** Opening Supplied material block **
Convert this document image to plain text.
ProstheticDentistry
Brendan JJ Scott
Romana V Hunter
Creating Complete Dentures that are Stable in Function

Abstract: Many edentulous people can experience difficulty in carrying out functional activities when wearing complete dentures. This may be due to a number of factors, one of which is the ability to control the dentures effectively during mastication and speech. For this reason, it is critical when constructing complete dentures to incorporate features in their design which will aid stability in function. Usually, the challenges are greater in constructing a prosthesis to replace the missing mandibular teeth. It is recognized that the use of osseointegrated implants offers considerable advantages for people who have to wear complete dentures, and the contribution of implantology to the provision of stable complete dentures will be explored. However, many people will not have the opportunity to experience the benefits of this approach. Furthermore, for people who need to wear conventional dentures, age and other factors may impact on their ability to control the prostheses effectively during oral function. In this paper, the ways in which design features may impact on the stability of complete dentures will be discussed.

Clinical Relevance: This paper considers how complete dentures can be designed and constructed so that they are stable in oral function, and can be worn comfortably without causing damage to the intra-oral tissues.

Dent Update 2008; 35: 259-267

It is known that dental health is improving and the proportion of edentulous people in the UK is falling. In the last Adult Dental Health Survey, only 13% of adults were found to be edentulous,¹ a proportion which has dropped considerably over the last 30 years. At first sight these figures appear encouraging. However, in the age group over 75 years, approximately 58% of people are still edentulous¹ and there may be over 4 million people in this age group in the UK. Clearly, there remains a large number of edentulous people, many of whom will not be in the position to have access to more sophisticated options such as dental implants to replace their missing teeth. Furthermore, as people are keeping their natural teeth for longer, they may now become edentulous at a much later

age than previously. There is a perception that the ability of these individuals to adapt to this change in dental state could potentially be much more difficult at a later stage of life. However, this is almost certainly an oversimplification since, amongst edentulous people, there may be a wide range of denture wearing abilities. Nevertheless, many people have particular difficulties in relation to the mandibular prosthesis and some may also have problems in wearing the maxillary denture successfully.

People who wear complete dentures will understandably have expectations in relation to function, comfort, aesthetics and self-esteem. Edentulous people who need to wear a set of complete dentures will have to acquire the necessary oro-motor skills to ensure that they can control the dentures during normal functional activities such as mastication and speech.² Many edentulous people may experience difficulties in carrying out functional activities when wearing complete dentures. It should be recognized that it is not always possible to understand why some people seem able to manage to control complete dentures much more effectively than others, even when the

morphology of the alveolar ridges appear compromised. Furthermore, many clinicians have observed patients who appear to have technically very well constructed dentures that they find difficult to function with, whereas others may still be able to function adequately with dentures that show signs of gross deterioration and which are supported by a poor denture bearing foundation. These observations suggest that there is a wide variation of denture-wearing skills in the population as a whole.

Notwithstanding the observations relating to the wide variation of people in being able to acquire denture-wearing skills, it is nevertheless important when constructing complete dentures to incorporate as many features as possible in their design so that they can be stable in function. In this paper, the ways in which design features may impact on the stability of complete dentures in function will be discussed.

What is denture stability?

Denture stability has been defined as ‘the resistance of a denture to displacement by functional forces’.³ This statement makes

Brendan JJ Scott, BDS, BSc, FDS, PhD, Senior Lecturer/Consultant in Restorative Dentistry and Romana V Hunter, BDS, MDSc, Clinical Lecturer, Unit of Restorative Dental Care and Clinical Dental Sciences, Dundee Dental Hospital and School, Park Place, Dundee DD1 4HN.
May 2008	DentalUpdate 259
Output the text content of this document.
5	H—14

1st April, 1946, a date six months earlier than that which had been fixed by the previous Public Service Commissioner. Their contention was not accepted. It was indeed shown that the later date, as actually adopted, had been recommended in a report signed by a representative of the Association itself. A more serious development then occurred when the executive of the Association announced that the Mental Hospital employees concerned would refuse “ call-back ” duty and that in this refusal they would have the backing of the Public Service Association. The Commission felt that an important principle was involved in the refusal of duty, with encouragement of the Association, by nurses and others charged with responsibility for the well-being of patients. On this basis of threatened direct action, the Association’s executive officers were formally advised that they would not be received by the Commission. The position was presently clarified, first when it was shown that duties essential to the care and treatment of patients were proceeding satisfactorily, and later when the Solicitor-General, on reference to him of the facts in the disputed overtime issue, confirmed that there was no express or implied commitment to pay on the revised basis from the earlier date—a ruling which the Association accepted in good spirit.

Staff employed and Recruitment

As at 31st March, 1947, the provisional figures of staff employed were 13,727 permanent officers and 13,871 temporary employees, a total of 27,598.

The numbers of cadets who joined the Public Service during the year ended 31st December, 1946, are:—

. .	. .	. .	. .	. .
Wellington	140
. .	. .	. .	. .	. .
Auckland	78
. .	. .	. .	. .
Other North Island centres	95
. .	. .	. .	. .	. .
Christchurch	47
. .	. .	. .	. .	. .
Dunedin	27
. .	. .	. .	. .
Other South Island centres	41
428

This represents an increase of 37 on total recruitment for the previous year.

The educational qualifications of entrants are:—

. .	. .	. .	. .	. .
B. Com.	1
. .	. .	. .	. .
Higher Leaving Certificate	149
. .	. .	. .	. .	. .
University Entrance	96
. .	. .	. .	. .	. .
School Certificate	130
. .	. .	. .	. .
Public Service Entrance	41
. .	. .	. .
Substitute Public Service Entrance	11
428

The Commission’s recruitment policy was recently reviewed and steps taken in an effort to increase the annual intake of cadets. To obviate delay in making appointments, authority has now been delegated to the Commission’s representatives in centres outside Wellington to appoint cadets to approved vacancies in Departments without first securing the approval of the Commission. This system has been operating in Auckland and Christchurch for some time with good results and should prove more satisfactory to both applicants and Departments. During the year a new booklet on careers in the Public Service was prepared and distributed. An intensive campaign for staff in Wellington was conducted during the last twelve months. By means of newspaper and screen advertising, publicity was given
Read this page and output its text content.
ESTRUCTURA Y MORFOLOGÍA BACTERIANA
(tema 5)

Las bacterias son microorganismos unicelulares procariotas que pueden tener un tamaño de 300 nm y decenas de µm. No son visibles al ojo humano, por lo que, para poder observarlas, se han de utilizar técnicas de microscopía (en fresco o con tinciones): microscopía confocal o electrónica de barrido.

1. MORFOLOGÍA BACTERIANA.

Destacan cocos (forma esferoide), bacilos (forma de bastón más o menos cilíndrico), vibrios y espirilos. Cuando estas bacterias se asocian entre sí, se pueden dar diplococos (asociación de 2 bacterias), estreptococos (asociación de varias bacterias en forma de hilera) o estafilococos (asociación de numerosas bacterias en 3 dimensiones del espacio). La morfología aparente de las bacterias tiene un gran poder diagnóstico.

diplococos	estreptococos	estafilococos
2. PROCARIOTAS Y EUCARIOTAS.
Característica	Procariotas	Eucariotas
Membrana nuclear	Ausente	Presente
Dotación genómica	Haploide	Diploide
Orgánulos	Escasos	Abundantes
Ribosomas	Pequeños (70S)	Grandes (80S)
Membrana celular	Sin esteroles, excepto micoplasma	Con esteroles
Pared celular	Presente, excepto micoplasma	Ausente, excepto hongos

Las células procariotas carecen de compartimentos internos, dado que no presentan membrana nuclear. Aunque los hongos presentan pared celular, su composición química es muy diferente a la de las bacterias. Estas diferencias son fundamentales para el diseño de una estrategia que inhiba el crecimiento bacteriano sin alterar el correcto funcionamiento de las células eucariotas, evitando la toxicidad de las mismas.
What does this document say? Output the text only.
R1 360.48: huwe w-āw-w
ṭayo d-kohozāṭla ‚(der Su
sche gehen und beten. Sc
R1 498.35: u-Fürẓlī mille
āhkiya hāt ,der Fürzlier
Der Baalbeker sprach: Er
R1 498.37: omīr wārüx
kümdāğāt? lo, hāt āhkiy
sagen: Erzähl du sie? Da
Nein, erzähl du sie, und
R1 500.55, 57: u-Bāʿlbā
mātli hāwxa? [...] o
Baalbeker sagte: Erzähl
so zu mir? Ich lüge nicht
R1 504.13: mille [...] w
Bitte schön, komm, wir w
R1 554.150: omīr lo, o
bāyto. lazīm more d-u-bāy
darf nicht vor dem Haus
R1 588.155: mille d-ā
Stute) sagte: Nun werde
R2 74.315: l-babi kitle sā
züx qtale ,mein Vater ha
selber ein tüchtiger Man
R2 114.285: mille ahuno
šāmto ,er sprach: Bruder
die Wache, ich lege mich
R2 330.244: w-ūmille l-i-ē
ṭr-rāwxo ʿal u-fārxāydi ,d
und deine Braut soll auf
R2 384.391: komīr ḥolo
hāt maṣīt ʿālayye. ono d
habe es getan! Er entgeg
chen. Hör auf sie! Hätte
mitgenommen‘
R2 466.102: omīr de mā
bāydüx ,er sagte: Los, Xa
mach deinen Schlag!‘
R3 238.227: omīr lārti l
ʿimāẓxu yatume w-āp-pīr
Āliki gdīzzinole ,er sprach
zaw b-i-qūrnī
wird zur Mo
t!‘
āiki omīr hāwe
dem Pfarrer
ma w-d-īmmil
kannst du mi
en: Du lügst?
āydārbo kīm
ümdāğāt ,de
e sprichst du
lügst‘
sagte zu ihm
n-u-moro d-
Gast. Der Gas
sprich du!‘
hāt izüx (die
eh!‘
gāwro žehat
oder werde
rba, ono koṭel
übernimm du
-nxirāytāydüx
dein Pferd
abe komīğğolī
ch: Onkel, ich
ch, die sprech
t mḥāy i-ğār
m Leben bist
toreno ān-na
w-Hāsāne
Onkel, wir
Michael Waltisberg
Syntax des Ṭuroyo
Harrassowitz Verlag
** Closing Supplied material block **
→ Try it: Please report all lines in the entries where "What" appears.

→ Answer to this task:
What is denture stability?
What does this document say? Output the text only.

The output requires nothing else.